__Selected excerpt__
-*-
Equity

Indicative Term Sheet (SAMPLE)

Subject to review & final negotiation with investors

Please note this is a sample term sheet only and should not be used without professional advice. No representation is made as to its completeness or suitability for any specific financing. The User accepts sole responsibility for use of this draft term sheet.

Draft: [DATE]

Items in square brackets should be filled in by you, with assistance from professional advisors. Please note that every negotiation is unique and it may be necessary to vary the suggested terms accordingly.

Page 1 of 12

Item / Suggested terms / Notes /
Company / [Company name], a company incorporated in [country] with company number [#] whose address is at [registered address] (the “Company”). / Add the Company information.
Parties / (1) [--] (the “Founders”);
(2) [--] (the “Investors”); and
(3) [--] (the “Continuing Shareholders”),
each a “Party” and together the “Parties”. / Add the Party names.
Summary Capital Structure / The share capital of the Company shall be split as follows:
[--] ordinary shares of [£/$/€] (“Ordinary Shares”); and
[--] preference shares of [£/$/€] (“Preference Shares”),
(the Ordinary Shares and Preference Shares together the “Shares”).
The persons who hold more than [50]% of the Ordinary Shares for the time being in issue are referred to as the “Shareholder Majority”.
The Investors shall subscribe in cash for [Ordinary Shares][Preference Shares]. / The Parties should decide whether the Founders and/or the Continuing Shareholders will continue to control the Company, or whether they will cede control to the Investors.
The applicable percentage threshold for the Shareholder Majority determines the control of the Company for matters such as shareholder consents.
Investors may subscribe for either Ordinary Shares or Preference Shares in the Company.
Share Rights /

Voting

On a show of hands, each holder of Ordinary Shares who is present in person or by proxy shall have one vote. On a poll each holder of Ordinary Shares shall have one vote for each Ordinary Share held. No voting rights shall attach to the Preference Shares.

Return of capital

On a return of capital, the surplus assets of the Company following satisfaction of its assets shall be applied:
(a) first in paying to the holders of the Preference Shares, the issue price of such Preference Shares; and
(b) second any surplus shall be paid to the holders of the Ordinary Shares pro rata to the amount of the Ordinary Shares held by them.
-*-
[Layout annotation records]
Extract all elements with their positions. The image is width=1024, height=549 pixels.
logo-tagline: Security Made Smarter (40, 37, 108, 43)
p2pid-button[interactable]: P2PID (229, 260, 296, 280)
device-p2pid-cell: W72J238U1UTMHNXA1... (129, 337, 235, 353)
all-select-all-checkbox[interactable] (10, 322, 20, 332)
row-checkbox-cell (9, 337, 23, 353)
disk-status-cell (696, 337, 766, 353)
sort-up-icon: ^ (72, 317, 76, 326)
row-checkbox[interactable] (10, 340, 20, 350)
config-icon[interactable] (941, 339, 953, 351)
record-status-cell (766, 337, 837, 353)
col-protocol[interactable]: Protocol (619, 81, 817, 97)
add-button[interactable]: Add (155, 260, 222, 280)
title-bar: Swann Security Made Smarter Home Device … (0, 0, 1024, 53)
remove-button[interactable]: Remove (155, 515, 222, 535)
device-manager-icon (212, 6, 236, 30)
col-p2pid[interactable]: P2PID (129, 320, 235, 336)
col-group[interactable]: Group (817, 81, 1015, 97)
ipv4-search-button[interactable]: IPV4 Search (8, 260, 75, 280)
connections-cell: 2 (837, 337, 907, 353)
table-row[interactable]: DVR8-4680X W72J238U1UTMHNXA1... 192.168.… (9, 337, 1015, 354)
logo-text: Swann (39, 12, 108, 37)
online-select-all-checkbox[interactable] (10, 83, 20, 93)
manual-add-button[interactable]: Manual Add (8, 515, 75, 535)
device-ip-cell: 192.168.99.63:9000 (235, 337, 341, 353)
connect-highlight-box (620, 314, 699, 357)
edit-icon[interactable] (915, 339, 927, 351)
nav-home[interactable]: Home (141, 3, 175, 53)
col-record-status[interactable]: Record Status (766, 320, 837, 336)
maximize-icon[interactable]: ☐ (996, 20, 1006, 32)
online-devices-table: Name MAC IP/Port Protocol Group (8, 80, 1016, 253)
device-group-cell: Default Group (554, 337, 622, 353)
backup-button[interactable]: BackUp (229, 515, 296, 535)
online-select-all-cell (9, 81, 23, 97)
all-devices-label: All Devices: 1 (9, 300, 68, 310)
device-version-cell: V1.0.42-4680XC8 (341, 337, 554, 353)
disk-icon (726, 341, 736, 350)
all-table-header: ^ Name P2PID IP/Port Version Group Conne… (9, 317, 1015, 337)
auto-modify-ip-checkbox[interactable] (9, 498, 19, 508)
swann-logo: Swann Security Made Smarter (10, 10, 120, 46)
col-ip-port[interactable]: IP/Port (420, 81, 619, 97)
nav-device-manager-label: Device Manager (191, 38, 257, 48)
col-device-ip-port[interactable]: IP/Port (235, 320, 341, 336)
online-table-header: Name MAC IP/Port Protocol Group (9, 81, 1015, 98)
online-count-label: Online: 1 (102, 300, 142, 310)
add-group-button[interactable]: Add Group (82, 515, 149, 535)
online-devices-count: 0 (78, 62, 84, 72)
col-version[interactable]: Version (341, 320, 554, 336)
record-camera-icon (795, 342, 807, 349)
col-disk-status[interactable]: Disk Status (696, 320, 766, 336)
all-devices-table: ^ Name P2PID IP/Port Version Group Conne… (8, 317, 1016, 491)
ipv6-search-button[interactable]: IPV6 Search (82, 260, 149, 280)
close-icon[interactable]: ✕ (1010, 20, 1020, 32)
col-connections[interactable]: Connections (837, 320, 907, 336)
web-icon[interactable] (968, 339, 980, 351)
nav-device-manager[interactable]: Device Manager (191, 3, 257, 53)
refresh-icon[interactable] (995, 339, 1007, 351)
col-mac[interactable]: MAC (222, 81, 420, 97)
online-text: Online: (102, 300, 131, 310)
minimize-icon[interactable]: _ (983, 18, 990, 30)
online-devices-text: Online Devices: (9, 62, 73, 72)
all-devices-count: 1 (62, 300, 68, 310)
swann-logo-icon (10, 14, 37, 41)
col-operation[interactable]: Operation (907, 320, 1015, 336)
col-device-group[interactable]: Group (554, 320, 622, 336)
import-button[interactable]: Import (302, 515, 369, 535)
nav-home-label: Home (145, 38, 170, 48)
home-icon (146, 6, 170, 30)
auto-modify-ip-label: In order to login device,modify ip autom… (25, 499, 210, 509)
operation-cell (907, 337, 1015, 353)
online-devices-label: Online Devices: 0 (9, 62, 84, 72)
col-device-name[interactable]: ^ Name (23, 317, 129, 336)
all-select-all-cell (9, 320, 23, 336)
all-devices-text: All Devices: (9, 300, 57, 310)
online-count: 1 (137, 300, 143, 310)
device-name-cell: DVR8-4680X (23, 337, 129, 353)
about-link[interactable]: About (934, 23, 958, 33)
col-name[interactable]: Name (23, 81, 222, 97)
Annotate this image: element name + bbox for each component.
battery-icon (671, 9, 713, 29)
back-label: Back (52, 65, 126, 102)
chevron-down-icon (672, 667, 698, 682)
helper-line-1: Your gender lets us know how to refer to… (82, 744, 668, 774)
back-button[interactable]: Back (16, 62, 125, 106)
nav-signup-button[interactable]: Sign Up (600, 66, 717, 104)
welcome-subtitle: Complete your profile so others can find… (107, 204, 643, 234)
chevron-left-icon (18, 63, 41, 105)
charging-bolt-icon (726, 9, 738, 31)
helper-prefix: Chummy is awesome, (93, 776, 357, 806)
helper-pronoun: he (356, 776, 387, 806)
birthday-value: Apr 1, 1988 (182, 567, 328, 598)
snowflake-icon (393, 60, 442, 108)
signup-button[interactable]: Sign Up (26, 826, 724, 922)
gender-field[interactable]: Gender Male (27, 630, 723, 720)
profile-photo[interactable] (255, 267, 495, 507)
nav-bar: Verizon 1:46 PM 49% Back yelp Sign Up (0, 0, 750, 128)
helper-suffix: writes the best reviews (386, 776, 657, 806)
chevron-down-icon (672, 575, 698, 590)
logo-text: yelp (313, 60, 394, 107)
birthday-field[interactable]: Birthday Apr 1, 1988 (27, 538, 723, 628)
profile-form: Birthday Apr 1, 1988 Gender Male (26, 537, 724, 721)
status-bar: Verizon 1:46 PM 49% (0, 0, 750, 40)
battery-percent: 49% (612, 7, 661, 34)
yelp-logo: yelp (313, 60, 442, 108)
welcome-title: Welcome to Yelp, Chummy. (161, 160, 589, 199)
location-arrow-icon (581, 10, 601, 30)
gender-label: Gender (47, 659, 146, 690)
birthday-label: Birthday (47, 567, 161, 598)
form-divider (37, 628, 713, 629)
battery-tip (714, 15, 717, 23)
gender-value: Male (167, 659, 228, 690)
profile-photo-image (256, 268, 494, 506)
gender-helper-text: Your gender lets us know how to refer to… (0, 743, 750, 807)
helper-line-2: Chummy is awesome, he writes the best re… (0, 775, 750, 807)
-*-
__To be done__
a – From the sample term sheet, copy the stretch from "Summary Capital Structure" through "as shareholder consents.".
b – Answer these questions about the sample term sheet:
(i) What total page count does the page marker give?
(ii) What voting rights attach to the Preference Shares?
(iii) On a return of capital, what is paid first to the holders of the Preference Shares?

__Outputs__
a –
Summary Capital Structure / The share capital of the Company shall be split as follows:
[--] ordinary shares of [£/$/€] (“Ordinary Shares”); and
[--] preference shares of [£/$/€] (“Preference Shares”),
(the Ordinary Shares and Preference Shares together the “Shares”).
The persons who hold more than [50]% of the Ordinary Shares for the time being in issue are referred to as the “Shareholder Majority”.
The Investors shall subscribe in cash for [Ordinary Shares][Preference Shares]. / The Parties should decide whether the Founders and/or the Continuing Shareholders will continue to control the Company, or whether they will cede control to the Investors.
The applicable percentage threshold for the Shareholder Majority determines the control of the Company for matters such as shareholder consents.

b –
(i) 12 pages.
(ii) None.
(iii) The issue price of their Preference Shares.